> [EXERCISE INPUT]
##############################
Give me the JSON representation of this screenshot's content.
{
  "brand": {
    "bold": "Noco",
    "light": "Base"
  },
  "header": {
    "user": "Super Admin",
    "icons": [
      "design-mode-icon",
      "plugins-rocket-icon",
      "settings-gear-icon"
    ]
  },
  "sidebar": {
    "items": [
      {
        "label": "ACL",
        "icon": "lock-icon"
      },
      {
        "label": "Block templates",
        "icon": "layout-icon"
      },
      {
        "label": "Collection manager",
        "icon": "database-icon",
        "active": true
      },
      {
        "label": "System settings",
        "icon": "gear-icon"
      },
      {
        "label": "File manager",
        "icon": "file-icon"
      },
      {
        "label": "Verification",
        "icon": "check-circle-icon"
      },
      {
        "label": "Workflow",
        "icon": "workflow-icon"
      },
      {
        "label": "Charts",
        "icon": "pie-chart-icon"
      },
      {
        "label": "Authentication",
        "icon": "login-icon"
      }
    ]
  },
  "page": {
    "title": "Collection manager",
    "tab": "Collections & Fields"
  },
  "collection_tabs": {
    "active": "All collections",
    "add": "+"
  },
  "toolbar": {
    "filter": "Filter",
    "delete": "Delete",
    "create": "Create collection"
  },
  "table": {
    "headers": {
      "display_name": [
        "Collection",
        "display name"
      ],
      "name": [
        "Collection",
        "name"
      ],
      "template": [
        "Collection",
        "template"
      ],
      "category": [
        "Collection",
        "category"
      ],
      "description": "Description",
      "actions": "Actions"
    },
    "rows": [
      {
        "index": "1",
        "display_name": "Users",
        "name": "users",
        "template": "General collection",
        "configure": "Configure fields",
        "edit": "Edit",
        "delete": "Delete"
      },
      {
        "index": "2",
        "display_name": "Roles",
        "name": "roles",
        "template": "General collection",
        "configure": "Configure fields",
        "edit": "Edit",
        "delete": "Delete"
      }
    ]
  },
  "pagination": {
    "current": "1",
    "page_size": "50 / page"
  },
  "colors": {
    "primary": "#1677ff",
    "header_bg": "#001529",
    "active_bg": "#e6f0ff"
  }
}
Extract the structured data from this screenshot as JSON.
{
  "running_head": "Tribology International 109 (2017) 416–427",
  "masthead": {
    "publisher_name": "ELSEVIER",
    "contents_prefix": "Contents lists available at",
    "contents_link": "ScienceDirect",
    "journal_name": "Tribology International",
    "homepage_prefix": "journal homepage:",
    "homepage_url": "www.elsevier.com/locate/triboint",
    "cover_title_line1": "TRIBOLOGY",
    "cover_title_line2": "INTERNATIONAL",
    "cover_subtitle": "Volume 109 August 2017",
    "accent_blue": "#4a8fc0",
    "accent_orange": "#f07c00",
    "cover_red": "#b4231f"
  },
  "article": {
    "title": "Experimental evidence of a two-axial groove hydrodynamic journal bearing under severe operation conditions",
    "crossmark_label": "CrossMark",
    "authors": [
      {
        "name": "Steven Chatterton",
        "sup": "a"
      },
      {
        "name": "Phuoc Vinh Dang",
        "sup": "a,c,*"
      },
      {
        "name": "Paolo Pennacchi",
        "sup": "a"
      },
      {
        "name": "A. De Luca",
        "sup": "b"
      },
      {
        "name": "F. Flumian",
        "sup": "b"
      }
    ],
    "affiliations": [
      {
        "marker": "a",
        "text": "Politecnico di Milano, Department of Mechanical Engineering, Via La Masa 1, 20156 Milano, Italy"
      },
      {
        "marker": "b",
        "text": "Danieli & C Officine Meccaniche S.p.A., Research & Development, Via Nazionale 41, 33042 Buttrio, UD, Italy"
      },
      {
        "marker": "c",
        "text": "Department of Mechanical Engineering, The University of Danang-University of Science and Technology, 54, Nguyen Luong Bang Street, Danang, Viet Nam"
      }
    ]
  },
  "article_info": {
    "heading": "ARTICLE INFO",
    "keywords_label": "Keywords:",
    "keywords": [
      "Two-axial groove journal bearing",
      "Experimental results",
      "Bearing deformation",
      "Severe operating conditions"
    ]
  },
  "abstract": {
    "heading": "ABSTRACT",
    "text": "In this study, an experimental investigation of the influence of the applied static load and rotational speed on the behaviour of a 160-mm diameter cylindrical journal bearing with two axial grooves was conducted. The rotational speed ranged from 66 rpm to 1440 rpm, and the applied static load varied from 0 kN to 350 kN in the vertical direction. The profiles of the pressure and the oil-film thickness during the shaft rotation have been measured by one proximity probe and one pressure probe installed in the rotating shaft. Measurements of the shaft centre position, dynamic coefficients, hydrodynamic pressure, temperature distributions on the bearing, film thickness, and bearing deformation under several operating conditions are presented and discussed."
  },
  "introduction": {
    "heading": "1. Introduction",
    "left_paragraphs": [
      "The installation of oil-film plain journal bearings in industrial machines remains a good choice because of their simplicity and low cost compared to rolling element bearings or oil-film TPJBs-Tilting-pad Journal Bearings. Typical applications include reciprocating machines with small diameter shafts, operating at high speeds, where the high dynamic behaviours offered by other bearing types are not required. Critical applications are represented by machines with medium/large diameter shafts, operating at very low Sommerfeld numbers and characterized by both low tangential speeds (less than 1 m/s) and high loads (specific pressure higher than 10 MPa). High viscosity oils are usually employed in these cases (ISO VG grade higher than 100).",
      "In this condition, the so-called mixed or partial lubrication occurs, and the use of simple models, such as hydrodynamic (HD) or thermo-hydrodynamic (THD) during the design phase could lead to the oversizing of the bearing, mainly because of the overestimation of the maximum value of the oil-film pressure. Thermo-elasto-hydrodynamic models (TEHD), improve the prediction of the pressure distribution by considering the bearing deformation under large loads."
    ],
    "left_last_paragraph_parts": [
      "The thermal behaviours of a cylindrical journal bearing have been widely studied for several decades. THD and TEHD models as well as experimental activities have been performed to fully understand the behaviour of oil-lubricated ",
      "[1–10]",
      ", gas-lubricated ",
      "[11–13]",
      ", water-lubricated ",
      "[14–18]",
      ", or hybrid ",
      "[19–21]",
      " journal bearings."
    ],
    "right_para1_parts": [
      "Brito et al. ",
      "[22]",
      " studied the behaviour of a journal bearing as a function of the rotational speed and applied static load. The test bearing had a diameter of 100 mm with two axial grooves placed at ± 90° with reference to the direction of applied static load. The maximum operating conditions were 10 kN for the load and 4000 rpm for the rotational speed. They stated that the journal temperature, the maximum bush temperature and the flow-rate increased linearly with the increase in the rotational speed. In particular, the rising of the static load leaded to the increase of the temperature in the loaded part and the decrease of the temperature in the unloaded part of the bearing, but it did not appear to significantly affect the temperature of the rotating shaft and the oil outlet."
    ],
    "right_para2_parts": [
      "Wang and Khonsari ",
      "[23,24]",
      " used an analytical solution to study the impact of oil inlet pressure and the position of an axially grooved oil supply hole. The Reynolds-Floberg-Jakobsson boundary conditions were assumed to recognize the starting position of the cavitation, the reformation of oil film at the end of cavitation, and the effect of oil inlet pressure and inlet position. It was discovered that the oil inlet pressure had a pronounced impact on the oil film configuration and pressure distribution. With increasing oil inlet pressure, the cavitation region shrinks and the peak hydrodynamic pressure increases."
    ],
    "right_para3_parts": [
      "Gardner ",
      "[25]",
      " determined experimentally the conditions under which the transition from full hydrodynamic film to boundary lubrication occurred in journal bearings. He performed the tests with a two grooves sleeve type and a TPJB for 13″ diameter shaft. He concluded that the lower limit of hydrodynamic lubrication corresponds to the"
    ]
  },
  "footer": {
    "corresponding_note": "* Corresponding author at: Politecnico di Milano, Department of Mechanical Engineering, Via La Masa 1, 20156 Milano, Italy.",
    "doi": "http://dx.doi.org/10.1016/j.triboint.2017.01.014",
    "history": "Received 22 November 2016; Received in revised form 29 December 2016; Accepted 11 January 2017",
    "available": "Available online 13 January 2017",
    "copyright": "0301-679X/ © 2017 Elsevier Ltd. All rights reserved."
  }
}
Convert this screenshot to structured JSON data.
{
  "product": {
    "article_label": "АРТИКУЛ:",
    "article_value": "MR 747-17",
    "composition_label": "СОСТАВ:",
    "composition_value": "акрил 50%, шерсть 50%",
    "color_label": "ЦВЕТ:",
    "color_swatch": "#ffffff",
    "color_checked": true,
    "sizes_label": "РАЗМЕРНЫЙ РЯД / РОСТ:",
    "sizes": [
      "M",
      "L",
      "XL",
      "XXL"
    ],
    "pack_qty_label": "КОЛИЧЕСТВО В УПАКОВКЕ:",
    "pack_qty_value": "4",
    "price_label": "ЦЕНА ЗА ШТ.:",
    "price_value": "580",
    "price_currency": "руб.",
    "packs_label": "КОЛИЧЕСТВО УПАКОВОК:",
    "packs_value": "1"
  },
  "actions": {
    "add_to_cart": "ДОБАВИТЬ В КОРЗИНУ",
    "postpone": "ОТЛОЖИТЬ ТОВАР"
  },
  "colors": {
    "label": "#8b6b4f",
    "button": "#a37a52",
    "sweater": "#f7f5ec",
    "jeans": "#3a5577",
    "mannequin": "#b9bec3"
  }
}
##############################
> [YOUR GOAL]
Quote verbatim the line containing "Convert this screenshot" and every line after it through the end of the records above.

> [SOLUTION]
Convert this screenshot to structured JSON data.
{
  "product": {
    "article_label": "АРТИКУЛ:",
    "article_value": "MR 747-17",
    "composition_label": "СОСТАВ:",
    "composition_value": "акрил 50%, шерсть 50%",
    "color_label": "ЦВЕТ:",
    "color_swatch": "#ffffff",
    "color_checked": true,
    "sizes_label": "РАЗМЕРНЫЙ РЯД / РОСТ:",
    "sizes": [
      "M",
      "L",
      "XL",
      "XXL"
    ],
    "pack_qty_label": "КОЛИЧЕСТВО В УПАКОВКЕ:",
    "pack_qty_value": "4",
    "price_label": "ЦЕНА ЗА ШТ.:",
    "price_value": "580",
    "price_currency": "руб.",
    "packs_label": "КОЛИЧЕСТВО УПАКОВОК:",
    "packs_value": "1"
  },
  "actions": {
    "add_to_cart": "ДОБАВИТЬ В КОРЗИНУ",
    "postpone": "ОТЛОЖИТЬ ТОВАР"
  },
  "colors": {
    "label": "#8b6b4f",
    "button": "#a37a52",
    "sweater": "#f7f5ec",
    "jeans": "#3a5577",
    "mannequin": "#b9bec3"
  }
}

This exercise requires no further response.